YOUR TASK: Pull out every line of the listing below where "luminosa" appears.

Items from a data source:
####

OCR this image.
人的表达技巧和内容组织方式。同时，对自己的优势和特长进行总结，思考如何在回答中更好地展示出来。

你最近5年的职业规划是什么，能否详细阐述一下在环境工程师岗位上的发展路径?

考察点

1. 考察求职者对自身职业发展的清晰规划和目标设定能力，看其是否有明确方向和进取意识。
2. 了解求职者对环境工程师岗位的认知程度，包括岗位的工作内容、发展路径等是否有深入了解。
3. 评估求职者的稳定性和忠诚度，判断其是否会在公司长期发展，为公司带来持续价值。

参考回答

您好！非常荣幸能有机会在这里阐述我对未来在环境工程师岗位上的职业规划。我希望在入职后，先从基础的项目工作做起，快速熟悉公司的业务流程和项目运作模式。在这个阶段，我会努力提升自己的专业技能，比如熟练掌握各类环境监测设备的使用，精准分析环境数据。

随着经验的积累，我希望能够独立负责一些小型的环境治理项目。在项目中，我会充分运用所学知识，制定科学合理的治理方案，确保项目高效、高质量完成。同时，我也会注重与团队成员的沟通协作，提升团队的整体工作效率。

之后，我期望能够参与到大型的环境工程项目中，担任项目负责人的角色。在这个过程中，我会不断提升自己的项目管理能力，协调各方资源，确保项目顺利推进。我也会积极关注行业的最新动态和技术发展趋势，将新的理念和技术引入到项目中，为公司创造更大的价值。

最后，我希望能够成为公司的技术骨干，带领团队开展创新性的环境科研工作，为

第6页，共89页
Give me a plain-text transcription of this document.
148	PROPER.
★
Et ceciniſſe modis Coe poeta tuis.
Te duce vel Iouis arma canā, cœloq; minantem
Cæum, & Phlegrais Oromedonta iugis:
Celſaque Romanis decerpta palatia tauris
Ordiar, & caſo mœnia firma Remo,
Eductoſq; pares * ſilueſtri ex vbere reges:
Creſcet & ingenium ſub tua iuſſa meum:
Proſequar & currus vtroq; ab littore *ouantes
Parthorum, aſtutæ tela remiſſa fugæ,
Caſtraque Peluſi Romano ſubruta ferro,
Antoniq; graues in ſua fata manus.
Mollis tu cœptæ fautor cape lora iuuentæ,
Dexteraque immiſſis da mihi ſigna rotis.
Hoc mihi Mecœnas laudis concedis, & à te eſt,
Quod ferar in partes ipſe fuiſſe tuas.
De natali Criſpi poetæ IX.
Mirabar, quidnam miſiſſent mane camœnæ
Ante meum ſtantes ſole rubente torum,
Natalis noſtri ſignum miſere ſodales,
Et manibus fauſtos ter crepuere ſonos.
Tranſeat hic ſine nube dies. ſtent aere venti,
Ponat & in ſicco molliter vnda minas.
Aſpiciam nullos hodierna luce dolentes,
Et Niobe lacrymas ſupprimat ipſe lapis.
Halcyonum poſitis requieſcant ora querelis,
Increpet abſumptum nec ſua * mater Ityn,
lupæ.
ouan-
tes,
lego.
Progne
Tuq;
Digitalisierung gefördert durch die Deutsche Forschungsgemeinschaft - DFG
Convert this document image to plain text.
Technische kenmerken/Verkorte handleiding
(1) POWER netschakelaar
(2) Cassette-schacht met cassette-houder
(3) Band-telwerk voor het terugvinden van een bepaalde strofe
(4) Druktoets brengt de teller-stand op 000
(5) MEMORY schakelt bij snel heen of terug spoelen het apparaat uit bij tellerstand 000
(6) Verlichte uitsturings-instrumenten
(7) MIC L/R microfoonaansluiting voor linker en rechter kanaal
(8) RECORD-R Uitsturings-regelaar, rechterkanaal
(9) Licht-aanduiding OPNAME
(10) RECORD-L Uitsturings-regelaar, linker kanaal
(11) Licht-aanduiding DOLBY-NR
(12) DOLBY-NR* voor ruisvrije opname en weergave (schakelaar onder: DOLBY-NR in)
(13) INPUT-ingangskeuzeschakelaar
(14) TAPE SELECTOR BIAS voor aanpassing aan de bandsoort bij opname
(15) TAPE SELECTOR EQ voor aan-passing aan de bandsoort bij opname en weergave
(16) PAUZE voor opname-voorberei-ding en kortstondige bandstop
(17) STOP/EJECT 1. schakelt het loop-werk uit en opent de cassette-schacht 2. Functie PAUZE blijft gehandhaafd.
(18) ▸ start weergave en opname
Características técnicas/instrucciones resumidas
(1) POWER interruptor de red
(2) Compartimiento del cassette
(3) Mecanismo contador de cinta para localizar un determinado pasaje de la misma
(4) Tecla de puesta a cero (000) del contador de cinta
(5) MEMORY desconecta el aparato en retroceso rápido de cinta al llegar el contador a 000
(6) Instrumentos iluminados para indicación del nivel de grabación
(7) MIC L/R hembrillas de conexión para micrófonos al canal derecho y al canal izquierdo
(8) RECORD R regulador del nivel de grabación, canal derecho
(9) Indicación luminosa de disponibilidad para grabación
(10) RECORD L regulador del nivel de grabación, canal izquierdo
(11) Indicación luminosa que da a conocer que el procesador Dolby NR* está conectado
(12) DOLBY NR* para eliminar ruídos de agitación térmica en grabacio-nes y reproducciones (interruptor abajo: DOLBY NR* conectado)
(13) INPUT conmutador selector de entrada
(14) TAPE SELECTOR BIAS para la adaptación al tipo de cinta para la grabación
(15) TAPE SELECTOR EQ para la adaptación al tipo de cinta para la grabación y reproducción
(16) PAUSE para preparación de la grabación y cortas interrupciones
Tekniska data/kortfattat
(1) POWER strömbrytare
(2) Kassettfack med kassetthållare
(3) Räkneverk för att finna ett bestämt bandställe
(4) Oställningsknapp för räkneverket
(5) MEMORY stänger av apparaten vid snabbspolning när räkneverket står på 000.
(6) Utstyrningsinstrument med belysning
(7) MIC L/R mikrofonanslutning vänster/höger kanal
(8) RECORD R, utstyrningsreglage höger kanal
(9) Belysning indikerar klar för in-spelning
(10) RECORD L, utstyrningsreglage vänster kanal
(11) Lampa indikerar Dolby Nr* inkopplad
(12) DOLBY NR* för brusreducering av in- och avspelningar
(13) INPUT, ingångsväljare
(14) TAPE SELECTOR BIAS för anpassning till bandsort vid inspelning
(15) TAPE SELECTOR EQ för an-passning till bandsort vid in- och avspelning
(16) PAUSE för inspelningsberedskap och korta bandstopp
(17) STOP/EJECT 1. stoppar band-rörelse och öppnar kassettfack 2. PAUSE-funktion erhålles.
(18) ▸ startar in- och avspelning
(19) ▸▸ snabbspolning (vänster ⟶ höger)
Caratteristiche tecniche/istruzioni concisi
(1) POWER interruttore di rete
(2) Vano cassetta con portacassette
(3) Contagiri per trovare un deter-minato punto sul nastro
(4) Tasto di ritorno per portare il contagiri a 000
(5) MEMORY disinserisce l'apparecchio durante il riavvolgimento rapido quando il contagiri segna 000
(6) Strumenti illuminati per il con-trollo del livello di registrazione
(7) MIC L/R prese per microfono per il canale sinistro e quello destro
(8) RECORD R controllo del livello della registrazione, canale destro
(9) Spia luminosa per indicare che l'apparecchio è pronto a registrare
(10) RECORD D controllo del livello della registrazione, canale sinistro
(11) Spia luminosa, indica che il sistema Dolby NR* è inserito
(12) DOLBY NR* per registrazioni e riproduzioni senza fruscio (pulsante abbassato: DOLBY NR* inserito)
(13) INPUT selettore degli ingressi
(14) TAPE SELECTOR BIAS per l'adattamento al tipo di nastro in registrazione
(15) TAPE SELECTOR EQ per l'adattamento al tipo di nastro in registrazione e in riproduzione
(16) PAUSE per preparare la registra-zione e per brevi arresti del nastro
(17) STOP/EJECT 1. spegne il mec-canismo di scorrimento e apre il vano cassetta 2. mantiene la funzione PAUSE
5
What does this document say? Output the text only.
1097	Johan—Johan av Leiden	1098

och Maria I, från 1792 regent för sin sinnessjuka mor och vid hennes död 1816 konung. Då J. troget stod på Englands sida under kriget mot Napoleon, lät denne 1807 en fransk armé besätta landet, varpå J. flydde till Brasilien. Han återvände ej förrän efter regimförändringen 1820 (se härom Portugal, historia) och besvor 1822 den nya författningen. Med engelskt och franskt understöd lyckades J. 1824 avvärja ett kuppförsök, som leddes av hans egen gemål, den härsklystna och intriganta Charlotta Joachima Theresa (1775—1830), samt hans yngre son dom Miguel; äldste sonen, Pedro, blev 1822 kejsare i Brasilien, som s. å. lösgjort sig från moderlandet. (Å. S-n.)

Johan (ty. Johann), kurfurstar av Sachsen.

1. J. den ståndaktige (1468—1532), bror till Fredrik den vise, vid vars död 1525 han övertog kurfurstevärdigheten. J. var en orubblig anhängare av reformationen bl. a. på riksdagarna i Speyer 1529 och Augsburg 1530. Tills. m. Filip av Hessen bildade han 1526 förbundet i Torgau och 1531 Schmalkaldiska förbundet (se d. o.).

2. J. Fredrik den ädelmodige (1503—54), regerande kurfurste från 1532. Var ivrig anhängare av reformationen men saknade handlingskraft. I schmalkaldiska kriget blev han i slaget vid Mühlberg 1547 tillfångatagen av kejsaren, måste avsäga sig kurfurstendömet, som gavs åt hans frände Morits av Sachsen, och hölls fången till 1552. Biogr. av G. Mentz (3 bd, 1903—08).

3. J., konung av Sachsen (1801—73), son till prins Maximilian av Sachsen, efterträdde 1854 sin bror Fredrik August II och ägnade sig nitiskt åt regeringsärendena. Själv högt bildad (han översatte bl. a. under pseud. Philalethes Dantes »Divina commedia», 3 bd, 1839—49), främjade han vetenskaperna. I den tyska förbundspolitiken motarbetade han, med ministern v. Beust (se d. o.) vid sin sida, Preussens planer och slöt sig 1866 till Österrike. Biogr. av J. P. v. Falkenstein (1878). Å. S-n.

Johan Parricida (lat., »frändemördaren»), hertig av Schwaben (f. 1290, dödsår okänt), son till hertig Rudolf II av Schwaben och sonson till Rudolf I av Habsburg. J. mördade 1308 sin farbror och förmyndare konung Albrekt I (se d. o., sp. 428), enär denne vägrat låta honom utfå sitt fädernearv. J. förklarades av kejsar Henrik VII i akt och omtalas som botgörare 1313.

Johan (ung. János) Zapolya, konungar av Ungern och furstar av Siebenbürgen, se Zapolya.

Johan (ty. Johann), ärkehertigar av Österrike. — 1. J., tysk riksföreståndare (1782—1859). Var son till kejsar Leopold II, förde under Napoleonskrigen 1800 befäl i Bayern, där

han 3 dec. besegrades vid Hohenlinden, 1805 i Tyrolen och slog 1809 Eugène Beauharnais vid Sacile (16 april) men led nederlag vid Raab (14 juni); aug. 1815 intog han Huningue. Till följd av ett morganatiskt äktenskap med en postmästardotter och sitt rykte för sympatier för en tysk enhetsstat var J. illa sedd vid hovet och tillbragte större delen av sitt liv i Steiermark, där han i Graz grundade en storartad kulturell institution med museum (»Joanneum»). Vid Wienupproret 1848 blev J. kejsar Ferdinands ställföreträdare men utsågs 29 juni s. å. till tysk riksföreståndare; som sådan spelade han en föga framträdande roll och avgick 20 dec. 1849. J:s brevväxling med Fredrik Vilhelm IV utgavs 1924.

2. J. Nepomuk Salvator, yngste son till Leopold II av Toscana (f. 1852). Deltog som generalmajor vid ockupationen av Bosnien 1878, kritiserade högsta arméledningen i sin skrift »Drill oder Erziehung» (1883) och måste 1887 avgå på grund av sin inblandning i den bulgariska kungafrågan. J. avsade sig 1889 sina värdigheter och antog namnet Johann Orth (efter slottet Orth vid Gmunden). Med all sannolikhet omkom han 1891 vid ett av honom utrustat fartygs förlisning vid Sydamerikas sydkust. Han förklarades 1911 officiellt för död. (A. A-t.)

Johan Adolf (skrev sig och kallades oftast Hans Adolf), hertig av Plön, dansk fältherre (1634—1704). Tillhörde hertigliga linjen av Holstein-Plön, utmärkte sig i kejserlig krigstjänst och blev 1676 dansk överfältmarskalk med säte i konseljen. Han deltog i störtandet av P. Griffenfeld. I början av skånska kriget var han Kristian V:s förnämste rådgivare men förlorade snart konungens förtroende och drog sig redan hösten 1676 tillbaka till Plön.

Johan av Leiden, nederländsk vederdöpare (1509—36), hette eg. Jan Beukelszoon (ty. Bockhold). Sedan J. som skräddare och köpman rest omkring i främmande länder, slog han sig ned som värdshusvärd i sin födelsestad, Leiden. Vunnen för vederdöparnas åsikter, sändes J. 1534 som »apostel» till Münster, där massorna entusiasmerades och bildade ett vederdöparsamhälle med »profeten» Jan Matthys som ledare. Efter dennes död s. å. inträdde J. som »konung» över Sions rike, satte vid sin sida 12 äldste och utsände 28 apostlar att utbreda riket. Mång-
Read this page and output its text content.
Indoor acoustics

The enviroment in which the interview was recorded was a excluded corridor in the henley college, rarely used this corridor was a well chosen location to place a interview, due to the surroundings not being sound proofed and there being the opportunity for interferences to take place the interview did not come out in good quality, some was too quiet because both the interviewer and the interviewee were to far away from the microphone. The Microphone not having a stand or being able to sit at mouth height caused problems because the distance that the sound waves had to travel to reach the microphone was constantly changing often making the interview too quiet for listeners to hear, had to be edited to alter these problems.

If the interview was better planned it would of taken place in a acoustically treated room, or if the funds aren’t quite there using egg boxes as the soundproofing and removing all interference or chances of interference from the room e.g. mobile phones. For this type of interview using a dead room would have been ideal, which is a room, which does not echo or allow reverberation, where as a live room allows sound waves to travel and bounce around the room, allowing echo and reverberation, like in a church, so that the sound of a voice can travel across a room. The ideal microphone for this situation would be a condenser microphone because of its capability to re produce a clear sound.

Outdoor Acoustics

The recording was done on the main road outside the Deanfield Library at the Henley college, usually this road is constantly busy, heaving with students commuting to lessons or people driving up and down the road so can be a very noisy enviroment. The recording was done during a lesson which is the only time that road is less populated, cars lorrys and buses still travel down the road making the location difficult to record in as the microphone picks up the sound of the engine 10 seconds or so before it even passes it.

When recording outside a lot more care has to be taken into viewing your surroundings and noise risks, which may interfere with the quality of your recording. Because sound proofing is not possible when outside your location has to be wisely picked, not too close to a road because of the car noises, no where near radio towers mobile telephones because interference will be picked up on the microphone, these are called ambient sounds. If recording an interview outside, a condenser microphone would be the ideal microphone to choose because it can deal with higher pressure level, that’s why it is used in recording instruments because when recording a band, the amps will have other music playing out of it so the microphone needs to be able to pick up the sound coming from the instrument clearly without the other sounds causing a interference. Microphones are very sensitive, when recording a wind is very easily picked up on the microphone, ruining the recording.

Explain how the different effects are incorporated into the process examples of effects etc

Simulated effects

####

RESULT BELOW:
(9) Indicación luminosa de disponibilidad para grabación
(11) Indicación luminosa que da a conocer que el procesador Dolby NR* está conectado
(9) Spia luminosa per indicare che l'apparecchio è pronto a registrare
(11) Spia luminosa, indica che il sistema Dolby NR* è inserito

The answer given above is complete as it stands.